* _Aufgabe 1_
Kannst du im Gerichtsbeschluss den Abschnitt von "wegen Anfechtung der" bis einschließlich "werden nicht erstattet." aktualisieren und dabei "zurückgewiesen" durch "verworfen" ersetzen?
* _Aufgabe 2_
Wie könnte der Gerichtsbeschluss nach seinem letzten Satz weitergehen? Führe ihn von dort aus fort.

* _Quellenauszug_
Gericht: Oberlandesgericht Dresden
Beschluss verkündet am 24.11.2006
Aktenzeichen: 3 W 1432/06
Rechtsgebiete: FGG


Vorschriften:

FGG § 27 Abs. 1
Zur Anfechtung der Versäumung der Ausschlagungsfrist bei missverständlichem nachlassgerichtlichem Vordruck.
Oberlandesgericht Dresden

Aktenzeichen: 3 W 1432/06

Beschluss

des 3. Zivilsenats vom 24.11.2006

In der Nachlassangelegenheit

wegen Anfechtung der Versäumung der Ausschlagungsfrist

hat der 3. Zivilsenat des Oberlandesgerichts Dresden ohne mündliche Verhandlung durch Vorsitzenden Richter am Oberlandesgericht Dr. N , Richterin am Oberlandesgericht Dr. N und Richter am Oberlandesgericht Dr. H

beschlossen:

Tenor:

1. Die weitere Beschwerde der Beteiligten zu 1) und 2) gegen den Beschluss des Landgerichts Dresden vom 31.07.2006, Az. 2 T 234/06, wird zurückgewiesen.

2. Die Beteiligten zu 1) und 2) tragen gesamtschuldnerisch die Gerichtskosten des Verfahrens der weiteren Beschwerde. Außergerichtliche Kosten werden nicht erstattet.

3. Der Geschäftswert für das Verfahren der weiteren Beschwerde wird auf 2.030,36 EUR festgesetzt.

Gründe:

I.

Die Beschwerdeführer haben aus einer Wohnraumvermietung an die Erblasserin gegen den Nachlass eine titulierte Forderung über 2.030,36 EUR. Sie beantragen deshalb die Ausstellung eines Erbscheines, wonach die Beteiligten zu 3) und 4), die Eltern der Erblasserin, die Erblasserin je zu 1/2 beerbt haben.

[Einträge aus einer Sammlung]
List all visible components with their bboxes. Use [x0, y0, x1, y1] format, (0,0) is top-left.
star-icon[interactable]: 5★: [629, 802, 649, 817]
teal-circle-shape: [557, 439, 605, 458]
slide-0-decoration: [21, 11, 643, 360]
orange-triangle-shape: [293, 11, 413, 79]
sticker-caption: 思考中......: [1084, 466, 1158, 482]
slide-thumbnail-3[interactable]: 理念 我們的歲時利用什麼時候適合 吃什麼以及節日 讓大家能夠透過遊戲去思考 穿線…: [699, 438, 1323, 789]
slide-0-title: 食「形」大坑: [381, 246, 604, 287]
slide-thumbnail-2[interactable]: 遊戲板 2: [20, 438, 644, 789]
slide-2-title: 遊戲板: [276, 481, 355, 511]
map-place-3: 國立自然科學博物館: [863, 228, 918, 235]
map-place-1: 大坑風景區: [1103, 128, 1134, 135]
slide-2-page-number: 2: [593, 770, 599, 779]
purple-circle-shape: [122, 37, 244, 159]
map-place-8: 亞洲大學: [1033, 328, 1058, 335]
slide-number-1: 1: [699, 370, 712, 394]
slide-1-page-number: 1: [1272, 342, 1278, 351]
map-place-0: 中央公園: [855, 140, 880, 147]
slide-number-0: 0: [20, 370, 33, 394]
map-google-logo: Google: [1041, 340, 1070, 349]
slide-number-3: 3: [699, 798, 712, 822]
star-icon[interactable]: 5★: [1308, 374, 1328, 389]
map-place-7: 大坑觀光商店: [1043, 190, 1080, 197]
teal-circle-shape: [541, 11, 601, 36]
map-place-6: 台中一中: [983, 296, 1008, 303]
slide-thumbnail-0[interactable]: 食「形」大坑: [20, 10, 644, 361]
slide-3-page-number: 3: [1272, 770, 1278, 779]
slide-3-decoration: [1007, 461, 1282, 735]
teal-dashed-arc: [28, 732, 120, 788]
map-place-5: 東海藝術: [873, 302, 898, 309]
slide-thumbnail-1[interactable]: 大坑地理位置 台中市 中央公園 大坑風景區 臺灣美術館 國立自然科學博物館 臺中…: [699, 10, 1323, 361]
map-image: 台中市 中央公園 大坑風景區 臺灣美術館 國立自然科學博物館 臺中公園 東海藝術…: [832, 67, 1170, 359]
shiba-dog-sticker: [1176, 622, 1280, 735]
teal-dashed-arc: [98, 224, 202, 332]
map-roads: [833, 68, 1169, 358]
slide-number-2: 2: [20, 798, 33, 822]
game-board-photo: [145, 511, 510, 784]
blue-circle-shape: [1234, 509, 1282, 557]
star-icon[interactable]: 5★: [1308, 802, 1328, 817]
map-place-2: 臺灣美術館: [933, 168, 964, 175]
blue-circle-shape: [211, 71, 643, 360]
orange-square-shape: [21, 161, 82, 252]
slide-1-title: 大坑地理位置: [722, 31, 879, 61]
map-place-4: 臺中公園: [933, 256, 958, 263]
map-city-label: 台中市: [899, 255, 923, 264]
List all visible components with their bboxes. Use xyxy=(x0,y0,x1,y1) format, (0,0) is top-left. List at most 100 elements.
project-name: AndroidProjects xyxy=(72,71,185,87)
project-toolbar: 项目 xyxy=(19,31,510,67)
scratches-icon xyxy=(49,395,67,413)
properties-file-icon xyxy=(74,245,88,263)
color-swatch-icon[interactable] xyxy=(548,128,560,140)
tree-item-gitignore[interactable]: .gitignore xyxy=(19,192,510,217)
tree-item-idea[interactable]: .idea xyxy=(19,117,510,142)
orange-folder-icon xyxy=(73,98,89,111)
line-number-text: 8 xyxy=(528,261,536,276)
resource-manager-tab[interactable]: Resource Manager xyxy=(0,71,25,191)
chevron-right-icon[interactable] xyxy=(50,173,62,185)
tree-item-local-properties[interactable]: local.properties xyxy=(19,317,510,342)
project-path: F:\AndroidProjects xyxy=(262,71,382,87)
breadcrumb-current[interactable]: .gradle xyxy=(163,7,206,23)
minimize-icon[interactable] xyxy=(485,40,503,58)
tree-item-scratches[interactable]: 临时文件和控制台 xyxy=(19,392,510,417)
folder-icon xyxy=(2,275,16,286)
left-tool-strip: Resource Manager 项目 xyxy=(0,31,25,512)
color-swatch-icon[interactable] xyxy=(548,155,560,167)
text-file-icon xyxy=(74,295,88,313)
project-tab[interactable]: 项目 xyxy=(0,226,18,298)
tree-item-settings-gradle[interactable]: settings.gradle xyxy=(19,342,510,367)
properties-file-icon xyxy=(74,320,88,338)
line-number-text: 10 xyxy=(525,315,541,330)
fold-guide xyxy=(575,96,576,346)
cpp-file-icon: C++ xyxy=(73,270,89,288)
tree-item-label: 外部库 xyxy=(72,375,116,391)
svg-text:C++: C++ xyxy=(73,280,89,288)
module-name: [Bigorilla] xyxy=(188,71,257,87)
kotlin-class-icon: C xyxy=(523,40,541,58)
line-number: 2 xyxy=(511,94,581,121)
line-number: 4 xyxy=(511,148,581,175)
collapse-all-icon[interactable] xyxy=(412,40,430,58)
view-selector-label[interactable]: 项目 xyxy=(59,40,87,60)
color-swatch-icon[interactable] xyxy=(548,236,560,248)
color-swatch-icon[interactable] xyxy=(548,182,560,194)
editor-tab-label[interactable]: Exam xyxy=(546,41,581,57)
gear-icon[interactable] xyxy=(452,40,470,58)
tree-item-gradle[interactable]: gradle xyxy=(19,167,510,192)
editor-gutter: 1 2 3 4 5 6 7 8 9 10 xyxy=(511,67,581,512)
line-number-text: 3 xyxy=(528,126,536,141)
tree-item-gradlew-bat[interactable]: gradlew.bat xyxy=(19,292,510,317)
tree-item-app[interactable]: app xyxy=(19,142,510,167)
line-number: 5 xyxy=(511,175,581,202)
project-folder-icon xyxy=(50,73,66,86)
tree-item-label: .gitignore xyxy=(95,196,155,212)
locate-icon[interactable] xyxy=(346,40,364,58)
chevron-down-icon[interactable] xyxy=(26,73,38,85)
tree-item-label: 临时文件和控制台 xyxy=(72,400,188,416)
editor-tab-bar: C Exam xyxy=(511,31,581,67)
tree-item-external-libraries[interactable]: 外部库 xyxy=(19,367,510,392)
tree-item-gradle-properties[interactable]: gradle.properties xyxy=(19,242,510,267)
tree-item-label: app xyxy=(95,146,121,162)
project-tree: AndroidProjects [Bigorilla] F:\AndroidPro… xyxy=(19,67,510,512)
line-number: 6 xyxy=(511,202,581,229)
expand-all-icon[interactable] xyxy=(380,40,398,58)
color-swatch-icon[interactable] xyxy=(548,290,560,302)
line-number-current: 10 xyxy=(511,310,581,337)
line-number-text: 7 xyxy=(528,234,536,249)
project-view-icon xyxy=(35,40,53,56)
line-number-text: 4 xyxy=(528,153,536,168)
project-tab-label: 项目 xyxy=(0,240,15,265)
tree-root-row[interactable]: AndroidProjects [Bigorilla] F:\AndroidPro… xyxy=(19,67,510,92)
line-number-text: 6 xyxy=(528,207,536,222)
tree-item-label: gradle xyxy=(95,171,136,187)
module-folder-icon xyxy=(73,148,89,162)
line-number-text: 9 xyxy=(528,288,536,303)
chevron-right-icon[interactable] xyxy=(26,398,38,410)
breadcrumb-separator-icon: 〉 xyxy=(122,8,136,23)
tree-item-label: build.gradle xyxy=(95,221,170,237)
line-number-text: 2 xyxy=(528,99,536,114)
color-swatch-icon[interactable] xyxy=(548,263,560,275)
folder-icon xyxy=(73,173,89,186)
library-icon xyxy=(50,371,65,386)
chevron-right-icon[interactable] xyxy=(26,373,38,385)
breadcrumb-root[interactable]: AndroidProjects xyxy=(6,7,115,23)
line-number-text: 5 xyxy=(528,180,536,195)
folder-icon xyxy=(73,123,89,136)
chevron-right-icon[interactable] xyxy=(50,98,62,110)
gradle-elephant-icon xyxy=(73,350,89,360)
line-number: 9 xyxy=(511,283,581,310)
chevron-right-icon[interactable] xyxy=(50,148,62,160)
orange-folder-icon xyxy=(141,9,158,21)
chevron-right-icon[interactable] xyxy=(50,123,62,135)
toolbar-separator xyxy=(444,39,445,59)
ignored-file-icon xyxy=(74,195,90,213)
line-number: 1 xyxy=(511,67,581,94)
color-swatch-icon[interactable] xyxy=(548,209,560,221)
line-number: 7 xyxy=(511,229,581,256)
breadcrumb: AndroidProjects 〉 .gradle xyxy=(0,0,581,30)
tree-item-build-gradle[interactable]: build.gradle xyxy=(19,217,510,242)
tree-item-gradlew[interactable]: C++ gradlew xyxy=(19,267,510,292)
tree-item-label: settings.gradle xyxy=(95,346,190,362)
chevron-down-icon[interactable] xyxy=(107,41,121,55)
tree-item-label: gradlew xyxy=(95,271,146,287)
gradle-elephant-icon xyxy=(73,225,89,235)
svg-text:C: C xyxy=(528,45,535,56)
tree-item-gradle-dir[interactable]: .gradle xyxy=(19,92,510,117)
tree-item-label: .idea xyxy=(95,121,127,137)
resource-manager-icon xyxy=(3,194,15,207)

* _Antwort 1_
wegen Anfechtung der Versäumung der Ausschlagungsfrist

hat der 3. Zivilsenat des Oberlandesgerichts Dresden ohne mündliche Verhandlung durch Vorsitzenden Richter am Oberlandesgericht Dr. N , Richterin am Oberlandesgericht Dr. N und Richter am Oberlandesgericht Dr. H

beschlossen:

Tenor:

1. Die weitere Beschwerde der Beteiligten zu 1) und 2) gegen den Beschluss des Landgerichts Dresden vom 31.07.2006, Az. 2 T 234/06, wird verworfen.

2. Die Beteiligten zu 1) und 2) tragen gesamtschuldnerisch die Gerichtskosten des Verfahrens der weiteren Beschwerde. Außergerichtliche Kosten werden nicht erstattet.

* _Antwort 2_
Die Erblasserin verstarb am 10.10.2003. Nachdem weitere als Erben berufene Beteiligte die Erbschaft ausgeschlagen hatten, hat das Nachlassgericht am 26.01.2004 an die Beteiligten zu 3) und 4) eine Mitteilung über den Eintritt der gesetzlichen Erbfolge abgefertigt. Der Mitteilung beigefügt war ein Merkblatt und der Vordruck eines Antwortschreibens. Am 29.01.2004 sandten die Beteiligten zu 3) und 4), die die Erbschaft ausschlagen wollten, die handschriftlich ausgefüllten Vordrucke zurück.

Mit einem Anschreiben vom 01.04.2004 wiesen die Beschwerdeführer auf die Formunwirksamkeit der Ausschlagungserklärungen hin. Die Beteiligten zu 3) und 4) erklärten daraufhin in notariell beglaubigter Erklärung, bei Gericht eingegangen am 07.04.2004, die Anfechtung der Versäumung der Ausschlagungsfrist und schlugen die Erbschaft aus jedem Berufungsgrund aus.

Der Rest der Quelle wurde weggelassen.